***** Supplied records

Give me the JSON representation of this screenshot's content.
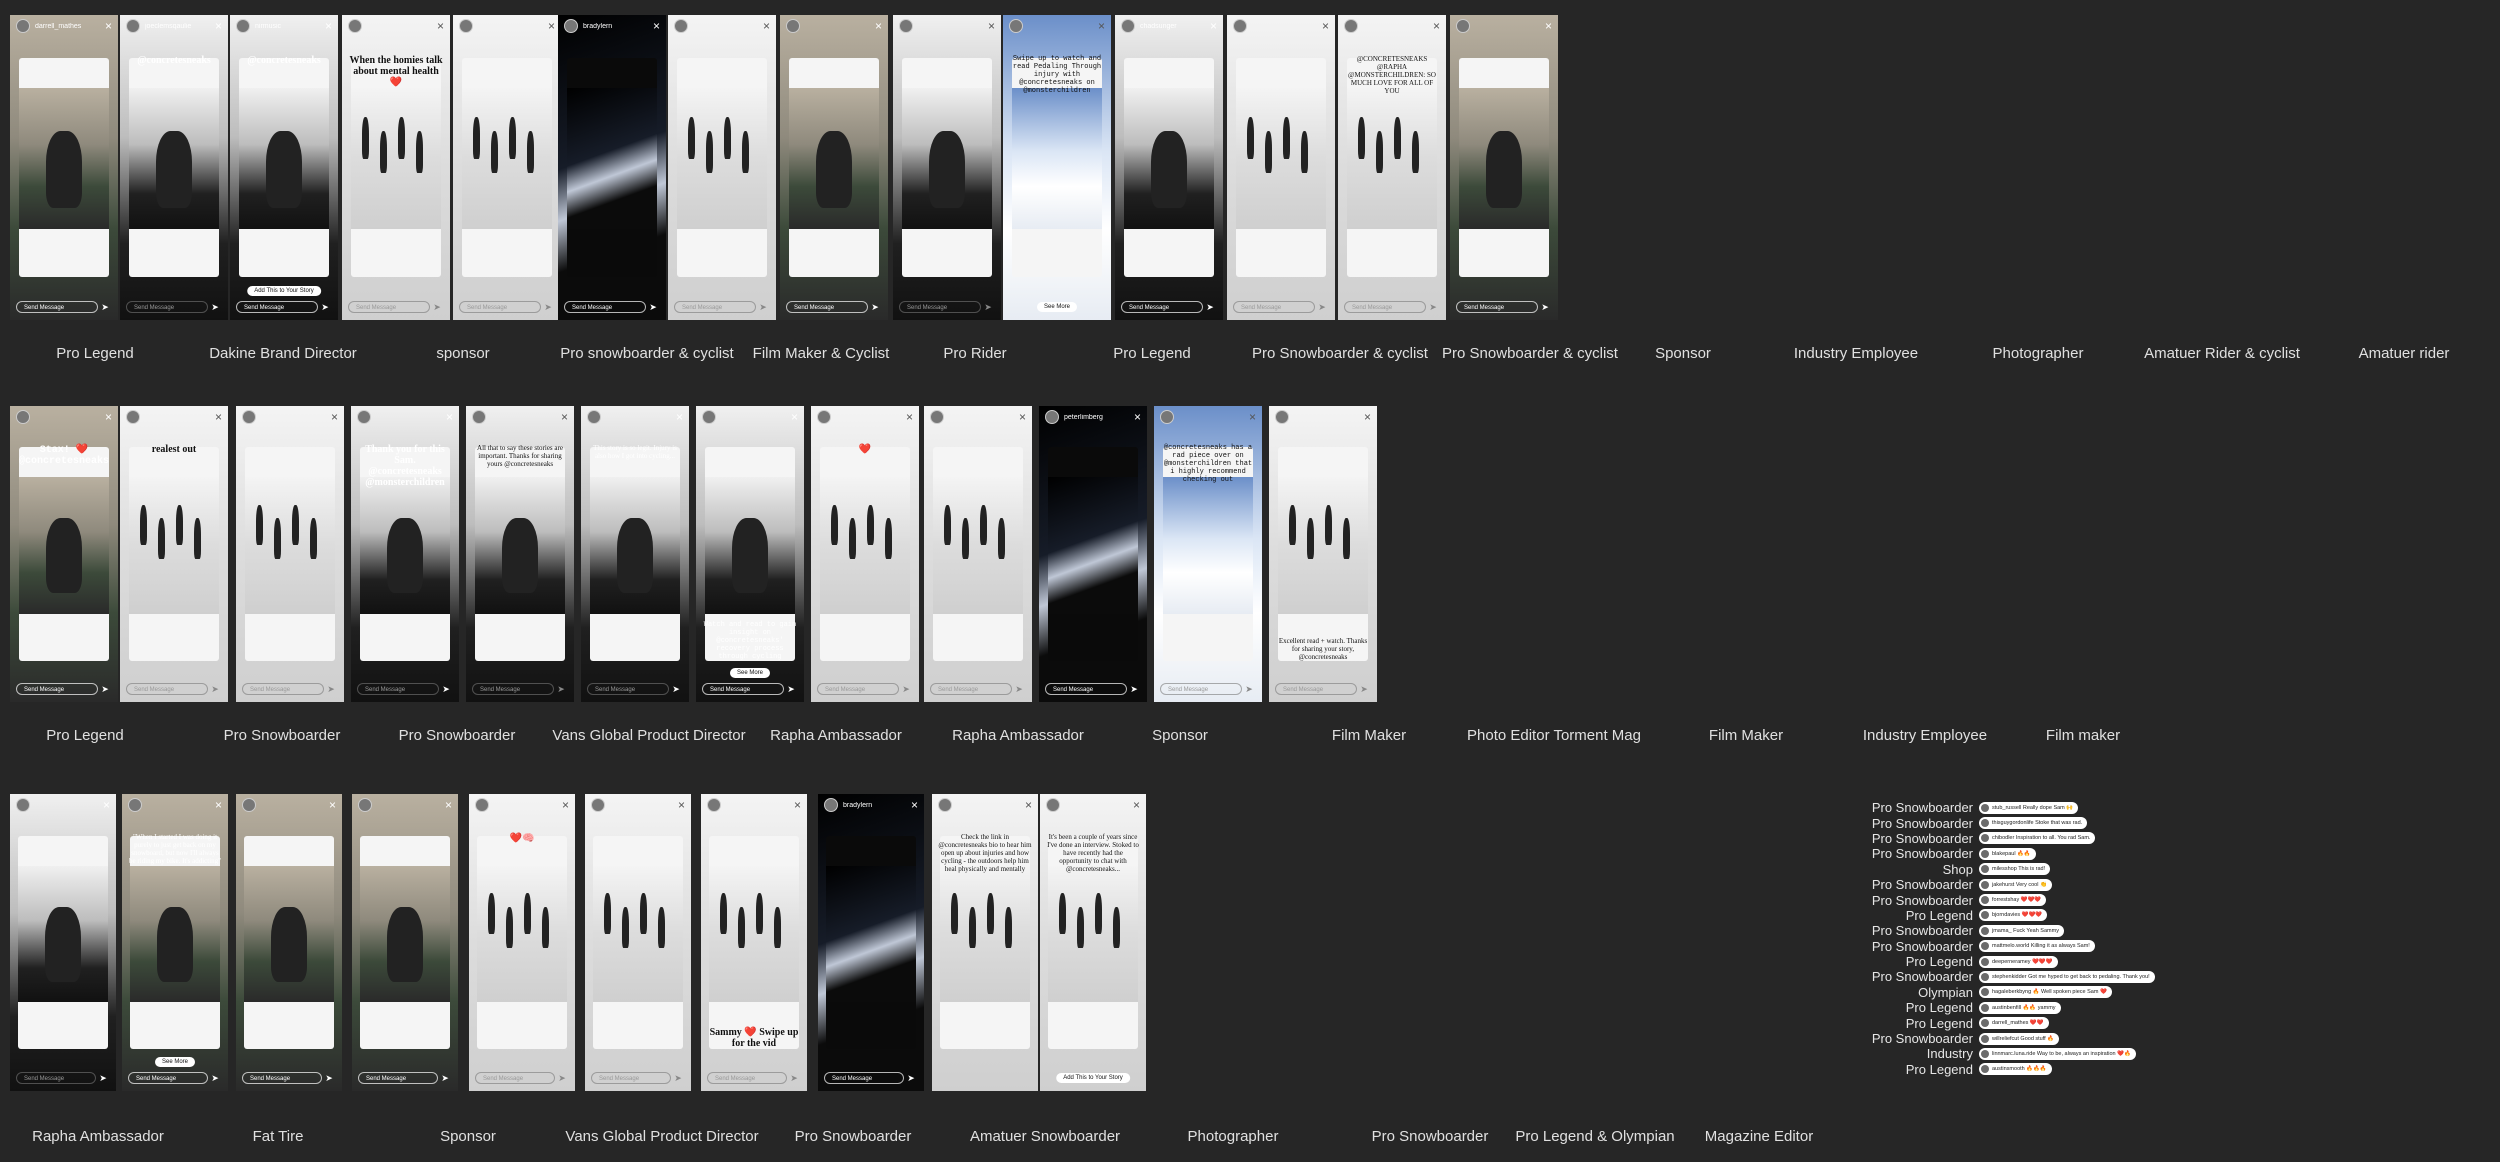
{
  "rows": [
    {
      "stories": [
        {
          "user": "darrell_mathes",
          "style": "tan",
          "photo": "photo-rider",
          "caption": "",
          "send": "Send Message"
        },
        {
          "user": "joeclemsqaulie",
          "style": "grey",
          "photo": "photo-bw",
          "caption": "@concretesneaks",
          "send": "Send Message"
        },
        {
          "user": "nirmusic",
          "style": "dark",
          "photo": "photo-bw",
          "caption": "@concretesneaks",
          "send": "Send Message",
          "btn": "Add This to Your Story"
        },
        {
          "user": "",
          "style": "light",
          "photo": "photo-snow",
          "caption": "When the homies talk about mental health ❤️",
          "send": "Send Message"
        },
        {
          "user": "",
          "style": "light",
          "photo": "photo-snow",
          "caption": "",
          "send": "Send Message"
        },
        {
          "user": "bradylern",
          "style": "dark",
          "photo": "photo-black",
          "caption": "",
          "send": "Send Message"
        },
        {
          "user": "",
          "style": "light",
          "photo": "photo-snow",
          "caption": "",
          "send": "Send Message"
        },
        {
          "user": "",
          "style": "tan",
          "photo": "photo-rider",
          "caption": "",
          "send": "Send Message"
        },
        {
          "user": "",
          "style": "light",
          "photo": "photo-bw",
          "caption": "",
          "send": "Send Message"
        },
        {
          "user": "",
          "style": "light",
          "photo": "photo-snowboard",
          "caption": "Swipe up to watch and read Pedaling Through injury with @concretesneaks on @monsterchildren",
          "send": "",
          "btn": "See More"
        },
        {
          "user": "chadsunger",
          "style": "dark",
          "photo": "photo-bw",
          "caption": "",
          "send": "Send Message"
        },
        {
          "user": "",
          "style": "light",
          "photo": "photo-snow",
          "caption": "",
          "send": "Send Message"
        },
        {
          "user": "",
          "style": "light",
          "photo": "photo-snow",
          "caption": "@CONCRETESNEAKS @RAPHA @MONSTERCHILDREN: SO MUCH LOVE FOR ALL OF YOU",
          "send": "Send Message"
        },
        {
          "user": "",
          "style": "tan",
          "photo": "photo-rider",
          "caption": "",
          "send": "Send Message"
        }
      ],
      "labels": [
        "Pro Legend",
        "Dakine Brand Director",
        "sponsor",
        "Pro snowboarder & cyclist",
        "Film Maker & Cyclist",
        "Pro Rider",
        "Pro Legend",
        "Pro Snowboarder & cyclist",
        "Pro Snowboarder & cyclist",
        "Sponsor",
        "Industry Employee",
        "Photographer",
        "Amatuer Rider & cyclist",
        "Amatuer rider"
      ]
    },
    {
      "stories": [
        {
          "user": "",
          "style": "tan",
          "photo": "photo-rider",
          "caption": "Stax! ❤️ @concretesneaks",
          "send": "Send Message"
        },
        {
          "user": "",
          "style": "light",
          "photo": "photo-snow",
          "caption": "realest out",
          "send": "Send Message"
        },
        {
          "user": "",
          "style": "light",
          "photo": "photo-snow",
          "caption": "",
          "send": "Send Message"
        },
        {
          "user": "",
          "style": "grey",
          "photo": "photo-bw",
          "caption": "Thank you for this Sam. @concretesneaks @monsterchildren",
          "send": "Send Message"
        },
        {
          "user": "",
          "style": "light",
          "photo": "photo-bw",
          "caption": "All that to say these stories are important. Thanks for sharing yours @concretesneaks",
          "send": "Send Message"
        },
        {
          "user": "",
          "style": "grey",
          "photo": "photo-bw",
          "caption": "This story is so legit. Injury is also how I got into cycling...",
          "send": "Send Message"
        },
        {
          "user": "",
          "style": "dark",
          "photo": "photo-bw",
          "caption": "Watch and read to gain insight on @concretesneaks' recovery process through cycling",
          "send": "Send Message",
          "btn": "See More"
        },
        {
          "user": "",
          "style": "light",
          "photo": "photo-snow",
          "caption": "❤️",
          "send": "Send Message"
        },
        {
          "user": "",
          "style": "light",
          "photo": "photo-snow",
          "caption": "",
          "send": "Send Message"
        },
        {
          "user": "peterlimberg",
          "style": "dark",
          "photo": "photo-black",
          "caption": "",
          "send": "Send Message"
        },
        {
          "user": "",
          "style": "light",
          "photo": "photo-snowboard",
          "caption": "@concretesneaks has a rad piece over on @monsterchildren that i highly recommend checking out",
          "send": "Send Message"
        },
        {
          "user": "",
          "style": "light",
          "photo": "photo-snow",
          "caption": "Excellent read + watch. Thanks for sharing your story, @concretesneaks",
          "send": "Send Message"
        }
      ],
      "labels": [
        "Pro Legend",
        "Pro Snowboarder",
        "Pro Snowboarder",
        "Vans Global Product Director",
        "Rapha Ambassador",
        "Rapha Ambassador",
        "Sponsor",
        "Film Maker",
        "Photo Editor Torment Mag",
        "Film Maker",
        "Industry Employee",
        "Film maker"
      ]
    },
    {
      "stories": [
        {
          "user": "",
          "style": "grey",
          "photo": "photo-bw",
          "caption": "",
          "send": "Send Message"
        },
        {
          "user": "",
          "style": "tan",
          "photo": "photo-rider",
          "caption": "\"When I started I was doing it purely to just get back on my snowboard, but now I'll always be riding my bike. It's addicting\"",
          "send": "Send Message",
          "btn": "See More"
        },
        {
          "user": "",
          "style": "tan",
          "photo": "photo-rider",
          "caption": "",
          "send": "Send Message"
        },
        {
          "user": "",
          "style": "tan",
          "photo": "photo-rider",
          "caption": "",
          "send": "Send Message"
        },
        {
          "user": "",
          "style": "light",
          "photo": "photo-snow",
          "caption": "❤️🧠",
          "send": "Send Message"
        },
        {
          "user": "",
          "style": "light",
          "photo": "photo-snow",
          "caption": "",
          "send": "Send Message"
        },
        {
          "user": "",
          "style": "light",
          "photo": "photo-snow",
          "caption": "Sammy ❤️ Swipe up for the vid",
          "send": "Send Message"
        },
        {
          "user": "bradylern",
          "style": "dark",
          "photo": "photo-black",
          "caption": "",
          "send": "Send Message"
        },
        {
          "user": "",
          "style": "light",
          "photo": "photo-snow",
          "caption": "Check the link in @concretesneaks bio to hear him open up about injuries and how cycling - the outdoors help him heal physically and mentally",
          "send": ""
        },
        {
          "user": "",
          "style": "light",
          "photo": "photo-snow",
          "caption": "It's been a couple of years since I've done an interview. Stoked to have recently had the opportunity to chat with @concretesneaks...",
          "send": "",
          "btn": "Add This to Your Story"
        }
      ],
      "labels": [
        "Rapha Ambassador",
        "Fat Tire",
        "Sponsor",
        "Vans Global Product Director",
        "Pro Snowboarder",
        "Amatuer Snowboarder",
        "Photographer",
        "Pro Snowboarder",
        "Pro Legend & Olympian",
        "Magazine Editor"
      ]
    }
  ],
  "comments": [
    {
      "role": "Pro Snowboarder",
      "text": "stub_russell Really dope Sam 🙌"
    },
    {
      "role": "Pro Snowboarder",
      "text": "thisguygordonlife Stoke that was rad."
    },
    {
      "role": "Pro Snowboarder",
      "text": "chibodler Inspiration to all. You rad Sam."
    },
    {
      "role": "Pro Snowboarder",
      "text": "blakepaul 🔥🔥"
    },
    {
      "role": "Shop",
      "text": "milesshop This is rad!"
    },
    {
      "role": "Pro Snowboarder",
      "text": "jakehurst Very cool 👏"
    },
    {
      "role": "Pro Snowboarder",
      "text": "forrestshay ❤️❤️❤️"
    },
    {
      "role": "Pro Legend",
      "text": "bjorndavies ❤️❤️❤️"
    },
    {
      "role": "Pro Snowboarder",
      "text": "jmama_ Fuck Yeah Sammy"
    },
    {
      "role": "Pro Snowboarder",
      "text": "mattmelo.world Killing it as always Sam!"
    },
    {
      "role": "Pro Legend",
      "text": "deeperneramey ❤️❤️❤️"
    },
    {
      "role": "Pro Snowboarder",
      "text": "stephenkidder Got me hyped to get back to pedaling. Thank you!"
    },
    {
      "role": "Olympian",
      "text": "hagaleberkbyng 🔥 Well spoken piece Sam ❤️"
    },
    {
      "role": "Pro Legend",
      "text": "austinbenfill 🔥🔥 yammy"
    },
    {
      "role": "Pro Legend",
      "text": "darrell_mathes ❤️❤️"
    },
    {
      "role": "Pro Snowboarder",
      "text": "willreliefcut Good stuff 🔥"
    },
    {
      "role": "Industry",
      "text": "linnmarc.luna.ride Way to be, always an inspiration ❤️🔥"
    },
    {
      "role": "Pro Legend",
      "text": "austinsmooth 🔥🔥🔥"
    }
  ]
}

**********

**What the task asks:** Tally the lines of the material above that contain the word "about" and report the total alone.

**Written solution:** 2